• [Exercise directions] State how many lines of the records contain the string "butterfly". Give the number alone.

>>>

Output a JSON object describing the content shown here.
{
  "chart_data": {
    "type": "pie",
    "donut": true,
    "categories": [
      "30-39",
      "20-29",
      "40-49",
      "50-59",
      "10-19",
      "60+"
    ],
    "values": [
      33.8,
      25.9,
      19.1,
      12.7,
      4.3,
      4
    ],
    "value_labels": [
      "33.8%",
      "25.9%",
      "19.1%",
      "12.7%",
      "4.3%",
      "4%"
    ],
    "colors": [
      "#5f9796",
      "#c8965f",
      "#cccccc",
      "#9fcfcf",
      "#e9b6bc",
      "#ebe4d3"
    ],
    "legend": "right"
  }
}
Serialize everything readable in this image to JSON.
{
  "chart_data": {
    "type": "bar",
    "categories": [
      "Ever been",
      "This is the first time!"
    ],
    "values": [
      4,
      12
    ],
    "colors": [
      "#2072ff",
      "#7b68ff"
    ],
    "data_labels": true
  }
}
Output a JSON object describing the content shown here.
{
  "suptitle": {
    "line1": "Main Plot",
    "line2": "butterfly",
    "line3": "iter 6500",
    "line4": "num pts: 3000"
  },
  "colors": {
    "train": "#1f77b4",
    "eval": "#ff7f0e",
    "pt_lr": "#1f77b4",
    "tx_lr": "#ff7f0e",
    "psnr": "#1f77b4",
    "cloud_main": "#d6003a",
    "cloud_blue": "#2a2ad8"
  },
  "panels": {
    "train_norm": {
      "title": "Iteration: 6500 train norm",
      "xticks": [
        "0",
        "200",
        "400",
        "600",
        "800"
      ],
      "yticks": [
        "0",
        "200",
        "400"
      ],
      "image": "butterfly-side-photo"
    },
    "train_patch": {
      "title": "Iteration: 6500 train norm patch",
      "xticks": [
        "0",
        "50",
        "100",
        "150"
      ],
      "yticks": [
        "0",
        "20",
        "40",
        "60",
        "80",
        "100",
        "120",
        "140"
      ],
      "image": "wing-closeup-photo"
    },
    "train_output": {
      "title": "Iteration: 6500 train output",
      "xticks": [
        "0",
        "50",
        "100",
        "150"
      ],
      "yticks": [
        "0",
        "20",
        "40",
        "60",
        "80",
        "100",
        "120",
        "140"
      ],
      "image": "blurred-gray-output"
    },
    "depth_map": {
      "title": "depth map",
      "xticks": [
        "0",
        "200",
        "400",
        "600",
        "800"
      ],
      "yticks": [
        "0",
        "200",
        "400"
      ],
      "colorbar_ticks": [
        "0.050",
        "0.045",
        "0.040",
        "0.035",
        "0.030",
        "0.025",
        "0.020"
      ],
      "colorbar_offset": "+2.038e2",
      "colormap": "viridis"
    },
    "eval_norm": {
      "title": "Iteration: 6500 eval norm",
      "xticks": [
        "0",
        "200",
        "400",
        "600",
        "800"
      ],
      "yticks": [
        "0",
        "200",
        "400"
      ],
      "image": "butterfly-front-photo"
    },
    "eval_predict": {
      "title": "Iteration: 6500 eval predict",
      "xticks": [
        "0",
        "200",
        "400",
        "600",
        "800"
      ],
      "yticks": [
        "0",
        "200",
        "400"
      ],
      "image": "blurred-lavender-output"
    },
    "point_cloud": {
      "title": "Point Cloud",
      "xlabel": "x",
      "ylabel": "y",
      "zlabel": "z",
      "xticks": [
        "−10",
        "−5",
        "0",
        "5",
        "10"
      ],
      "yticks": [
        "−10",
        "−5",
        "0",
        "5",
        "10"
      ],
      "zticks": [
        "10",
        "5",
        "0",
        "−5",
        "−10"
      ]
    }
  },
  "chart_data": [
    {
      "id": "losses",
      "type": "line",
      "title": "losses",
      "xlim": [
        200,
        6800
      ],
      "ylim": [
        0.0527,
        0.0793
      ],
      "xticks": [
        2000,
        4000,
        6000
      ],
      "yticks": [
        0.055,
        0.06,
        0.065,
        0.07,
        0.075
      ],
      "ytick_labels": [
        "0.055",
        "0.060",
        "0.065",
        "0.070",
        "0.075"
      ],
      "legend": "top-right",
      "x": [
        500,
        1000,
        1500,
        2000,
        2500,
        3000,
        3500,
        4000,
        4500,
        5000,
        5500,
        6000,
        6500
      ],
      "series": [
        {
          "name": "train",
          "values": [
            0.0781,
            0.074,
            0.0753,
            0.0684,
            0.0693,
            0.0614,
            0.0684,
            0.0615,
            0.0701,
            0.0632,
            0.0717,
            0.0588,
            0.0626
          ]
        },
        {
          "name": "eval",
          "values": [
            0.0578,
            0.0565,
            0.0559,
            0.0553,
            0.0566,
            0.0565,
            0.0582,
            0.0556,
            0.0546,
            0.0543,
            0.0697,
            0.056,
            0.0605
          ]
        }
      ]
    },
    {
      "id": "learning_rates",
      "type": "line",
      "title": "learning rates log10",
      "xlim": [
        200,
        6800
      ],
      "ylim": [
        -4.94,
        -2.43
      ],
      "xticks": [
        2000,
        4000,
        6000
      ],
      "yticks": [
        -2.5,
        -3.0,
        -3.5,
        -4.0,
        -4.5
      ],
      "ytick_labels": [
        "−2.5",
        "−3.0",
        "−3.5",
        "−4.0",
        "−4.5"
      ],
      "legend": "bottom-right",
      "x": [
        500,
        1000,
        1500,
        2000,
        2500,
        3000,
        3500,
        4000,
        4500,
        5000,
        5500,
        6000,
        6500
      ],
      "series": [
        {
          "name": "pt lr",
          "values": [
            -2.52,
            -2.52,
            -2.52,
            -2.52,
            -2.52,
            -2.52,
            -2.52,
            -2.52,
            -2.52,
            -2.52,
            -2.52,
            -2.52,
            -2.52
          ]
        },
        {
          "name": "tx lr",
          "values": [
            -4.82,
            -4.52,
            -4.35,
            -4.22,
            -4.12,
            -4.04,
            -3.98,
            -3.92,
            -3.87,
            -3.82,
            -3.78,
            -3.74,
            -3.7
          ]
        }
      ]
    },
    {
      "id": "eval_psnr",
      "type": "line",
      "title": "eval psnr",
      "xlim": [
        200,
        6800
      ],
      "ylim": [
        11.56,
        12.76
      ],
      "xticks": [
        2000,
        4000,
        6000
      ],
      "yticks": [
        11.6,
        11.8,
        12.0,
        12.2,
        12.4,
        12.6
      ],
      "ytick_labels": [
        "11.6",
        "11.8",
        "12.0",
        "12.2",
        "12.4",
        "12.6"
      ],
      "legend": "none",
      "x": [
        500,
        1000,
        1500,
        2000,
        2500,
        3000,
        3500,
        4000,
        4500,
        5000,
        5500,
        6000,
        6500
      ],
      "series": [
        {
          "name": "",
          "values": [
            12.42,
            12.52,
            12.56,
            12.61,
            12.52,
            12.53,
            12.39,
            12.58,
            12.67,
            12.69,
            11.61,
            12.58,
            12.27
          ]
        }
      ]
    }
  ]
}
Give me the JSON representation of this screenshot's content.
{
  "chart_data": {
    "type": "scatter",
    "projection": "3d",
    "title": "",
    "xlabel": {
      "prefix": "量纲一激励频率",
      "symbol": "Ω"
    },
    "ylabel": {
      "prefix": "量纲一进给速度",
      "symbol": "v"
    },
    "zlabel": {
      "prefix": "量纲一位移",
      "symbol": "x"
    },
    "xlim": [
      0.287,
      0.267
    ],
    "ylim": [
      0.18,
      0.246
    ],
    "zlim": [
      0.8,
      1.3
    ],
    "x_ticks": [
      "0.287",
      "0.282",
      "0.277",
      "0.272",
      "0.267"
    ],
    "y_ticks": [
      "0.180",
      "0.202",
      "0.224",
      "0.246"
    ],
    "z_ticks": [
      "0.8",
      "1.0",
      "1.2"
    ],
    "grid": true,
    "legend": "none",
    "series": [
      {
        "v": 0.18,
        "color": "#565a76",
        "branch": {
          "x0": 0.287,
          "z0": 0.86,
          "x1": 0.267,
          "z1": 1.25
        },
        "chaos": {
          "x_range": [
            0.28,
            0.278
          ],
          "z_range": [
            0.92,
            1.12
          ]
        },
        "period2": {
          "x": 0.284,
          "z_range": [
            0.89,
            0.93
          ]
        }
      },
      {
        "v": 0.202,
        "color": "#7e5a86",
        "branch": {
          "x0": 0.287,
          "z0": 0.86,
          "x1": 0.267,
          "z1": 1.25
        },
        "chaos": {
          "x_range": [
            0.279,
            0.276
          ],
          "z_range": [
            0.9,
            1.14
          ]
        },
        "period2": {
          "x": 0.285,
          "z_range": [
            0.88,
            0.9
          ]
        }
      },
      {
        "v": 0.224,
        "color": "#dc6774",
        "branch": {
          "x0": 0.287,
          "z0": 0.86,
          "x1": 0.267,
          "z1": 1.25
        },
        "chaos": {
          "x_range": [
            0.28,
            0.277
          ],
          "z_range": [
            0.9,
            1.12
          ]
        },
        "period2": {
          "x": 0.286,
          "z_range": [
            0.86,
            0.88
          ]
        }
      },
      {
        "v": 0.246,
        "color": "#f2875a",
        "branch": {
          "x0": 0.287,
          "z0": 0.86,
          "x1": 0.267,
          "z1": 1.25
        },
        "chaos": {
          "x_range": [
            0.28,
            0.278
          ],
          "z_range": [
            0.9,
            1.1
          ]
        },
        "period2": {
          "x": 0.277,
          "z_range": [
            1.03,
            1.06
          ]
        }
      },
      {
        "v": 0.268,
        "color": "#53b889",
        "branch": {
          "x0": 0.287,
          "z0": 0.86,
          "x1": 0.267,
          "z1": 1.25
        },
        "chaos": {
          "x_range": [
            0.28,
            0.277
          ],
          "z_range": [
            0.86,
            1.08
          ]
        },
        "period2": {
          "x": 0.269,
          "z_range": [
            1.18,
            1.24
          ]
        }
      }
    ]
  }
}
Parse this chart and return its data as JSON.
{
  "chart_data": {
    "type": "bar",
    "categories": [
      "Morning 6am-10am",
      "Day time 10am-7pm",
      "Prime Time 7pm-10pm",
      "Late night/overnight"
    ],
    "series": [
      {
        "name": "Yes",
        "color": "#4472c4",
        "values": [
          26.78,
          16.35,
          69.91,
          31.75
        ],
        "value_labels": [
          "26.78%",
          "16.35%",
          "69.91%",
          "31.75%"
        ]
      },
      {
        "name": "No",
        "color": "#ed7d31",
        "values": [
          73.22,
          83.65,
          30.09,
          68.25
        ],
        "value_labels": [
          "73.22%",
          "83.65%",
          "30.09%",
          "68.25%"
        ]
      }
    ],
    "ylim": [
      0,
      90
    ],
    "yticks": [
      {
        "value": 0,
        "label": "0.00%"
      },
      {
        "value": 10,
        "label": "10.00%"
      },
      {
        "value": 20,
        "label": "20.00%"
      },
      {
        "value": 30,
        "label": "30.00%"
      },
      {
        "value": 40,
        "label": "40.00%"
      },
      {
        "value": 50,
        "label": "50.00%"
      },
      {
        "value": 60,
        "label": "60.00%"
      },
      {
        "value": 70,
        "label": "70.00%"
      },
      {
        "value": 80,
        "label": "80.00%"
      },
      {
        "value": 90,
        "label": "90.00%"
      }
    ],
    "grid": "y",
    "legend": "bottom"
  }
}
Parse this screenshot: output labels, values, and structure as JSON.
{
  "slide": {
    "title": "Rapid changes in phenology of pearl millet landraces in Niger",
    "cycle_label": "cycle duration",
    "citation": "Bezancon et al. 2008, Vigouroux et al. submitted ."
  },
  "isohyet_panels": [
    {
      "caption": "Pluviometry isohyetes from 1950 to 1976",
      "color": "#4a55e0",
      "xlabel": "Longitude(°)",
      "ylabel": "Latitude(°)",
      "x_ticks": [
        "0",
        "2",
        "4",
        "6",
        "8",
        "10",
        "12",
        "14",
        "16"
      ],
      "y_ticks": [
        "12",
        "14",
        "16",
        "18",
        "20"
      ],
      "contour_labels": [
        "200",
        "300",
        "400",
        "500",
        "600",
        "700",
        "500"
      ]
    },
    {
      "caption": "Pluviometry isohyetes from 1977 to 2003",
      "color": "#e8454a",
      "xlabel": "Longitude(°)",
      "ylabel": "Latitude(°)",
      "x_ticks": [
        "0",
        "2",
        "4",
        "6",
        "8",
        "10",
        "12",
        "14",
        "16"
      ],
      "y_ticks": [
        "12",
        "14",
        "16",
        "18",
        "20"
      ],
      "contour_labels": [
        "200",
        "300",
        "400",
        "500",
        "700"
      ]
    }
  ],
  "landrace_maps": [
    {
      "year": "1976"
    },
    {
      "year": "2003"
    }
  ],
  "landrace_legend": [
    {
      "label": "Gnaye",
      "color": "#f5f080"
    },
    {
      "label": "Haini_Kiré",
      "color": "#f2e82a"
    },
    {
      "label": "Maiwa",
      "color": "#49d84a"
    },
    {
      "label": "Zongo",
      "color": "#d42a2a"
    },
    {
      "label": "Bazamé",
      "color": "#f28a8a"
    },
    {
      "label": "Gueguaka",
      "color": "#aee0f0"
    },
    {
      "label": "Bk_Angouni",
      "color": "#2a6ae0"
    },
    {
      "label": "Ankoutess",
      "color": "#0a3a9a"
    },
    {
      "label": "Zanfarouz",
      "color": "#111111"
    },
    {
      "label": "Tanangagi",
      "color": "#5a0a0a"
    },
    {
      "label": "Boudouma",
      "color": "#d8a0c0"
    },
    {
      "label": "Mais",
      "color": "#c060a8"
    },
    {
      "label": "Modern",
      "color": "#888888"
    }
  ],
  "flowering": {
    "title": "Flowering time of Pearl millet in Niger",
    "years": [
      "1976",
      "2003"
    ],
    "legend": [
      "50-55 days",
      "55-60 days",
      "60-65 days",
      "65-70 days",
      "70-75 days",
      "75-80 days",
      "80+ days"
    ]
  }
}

<<<

• [Answer to the task] 3